Records provided:
------------------------

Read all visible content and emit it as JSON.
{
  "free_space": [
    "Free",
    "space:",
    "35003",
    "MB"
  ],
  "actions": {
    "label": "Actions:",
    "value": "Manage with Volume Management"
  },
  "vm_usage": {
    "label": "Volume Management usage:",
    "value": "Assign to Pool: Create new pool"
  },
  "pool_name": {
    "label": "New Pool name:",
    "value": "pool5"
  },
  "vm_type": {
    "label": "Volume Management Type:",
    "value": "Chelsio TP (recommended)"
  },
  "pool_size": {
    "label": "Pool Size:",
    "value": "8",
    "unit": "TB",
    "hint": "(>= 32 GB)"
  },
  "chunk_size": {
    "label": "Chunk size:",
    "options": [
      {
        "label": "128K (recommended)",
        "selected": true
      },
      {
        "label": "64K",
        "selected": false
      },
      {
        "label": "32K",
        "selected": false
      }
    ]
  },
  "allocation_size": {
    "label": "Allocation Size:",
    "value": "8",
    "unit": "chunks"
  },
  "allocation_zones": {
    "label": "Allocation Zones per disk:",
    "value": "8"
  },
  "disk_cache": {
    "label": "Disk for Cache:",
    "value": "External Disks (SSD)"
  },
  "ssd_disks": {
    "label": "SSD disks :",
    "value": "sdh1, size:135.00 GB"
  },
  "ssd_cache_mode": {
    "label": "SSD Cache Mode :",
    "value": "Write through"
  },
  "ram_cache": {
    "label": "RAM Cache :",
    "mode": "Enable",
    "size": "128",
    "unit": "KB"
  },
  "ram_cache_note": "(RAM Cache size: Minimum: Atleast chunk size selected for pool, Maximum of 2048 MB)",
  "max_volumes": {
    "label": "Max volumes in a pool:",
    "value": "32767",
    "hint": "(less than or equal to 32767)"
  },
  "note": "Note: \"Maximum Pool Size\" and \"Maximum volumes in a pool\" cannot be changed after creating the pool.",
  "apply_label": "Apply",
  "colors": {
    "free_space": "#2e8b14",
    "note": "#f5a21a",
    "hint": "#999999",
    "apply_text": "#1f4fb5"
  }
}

------------------------

Problem description:
Without omitting anything, output the entries exactly.

Answer to the exercise:
Read all visible content and emit it as JSON.
{
  "free_space": [
    "Free",
    "space:",
    "35003",
    "MB"
  ],
  "actions": {
    "label": "Actions:",
    "value": "Manage with Volume Management"
  },
  "vm_usage": {
    "label": "Volume Management usage:",
    "value": "Assign to Pool: Create new pool"
  },
  "pool_name": {
    "label": "New Pool name:",
    "value": "pool5"
  },
  "vm_type": {
    "label": "Volume Management Type:",
    "value": "Chelsio TP (recommended)"
  },
  "pool_size": {
    "label": "Pool Size:",
    "value": "8",
    "unit": "TB",
    "hint": "(>= 32 GB)"
  },
  "chunk_size": {
    "label": "Chunk size:",
    "options": [
      {
        "label": "128K (recommended)",
        "selected": true
      },
      {
        "label": "64K",
        "selected": false
      },
      {
        "label": "32K",
        "selected": false
      }
    ]
  },
  "allocation_size": {
    "label": "Allocation Size:",
    "value": "8",
    "unit": "chunks"
  },
  "allocation_zones": {
    "label": "Allocation Zones per disk:",
    "value": "8"
  },
  "disk_cache": {
    "label": "Disk for Cache:",
    "value": "External Disks (SSD)"
  },
  "ssd_disks": {
    "label": "SSD disks :",
    "value": "sdh1, size:135.00 GB"
  },
  "ssd_cache_mode": {
    "label": "SSD Cache Mode :",
    "value": "Write through"
  },
  "ram_cache": {
    "label": "RAM Cache :",
    "mode": "Enable",
    "size": "128",
    "unit": "KB"
  },
  "ram_cache_note": "(RAM Cache size: Minimum: Atleast chunk size selected for pool, Maximum of 2048 MB)",
  "max_volumes": {
    "label": "Max volumes in a pool:",
    "value": "32767",
    "hint": "(less than or equal to 32767)"
  },
  "note": "Note: \"Maximum Pool Size\" and \"Maximum volumes in a pool\" cannot be changed after creating the pool.",
  "apply_label": "Apply",
  "colors": {
    "free_space": "#2e8b14",
    "note": "#f5a21a",
    "hint": "#999999",
    "apply_text": "#1f4fb5"
  }
}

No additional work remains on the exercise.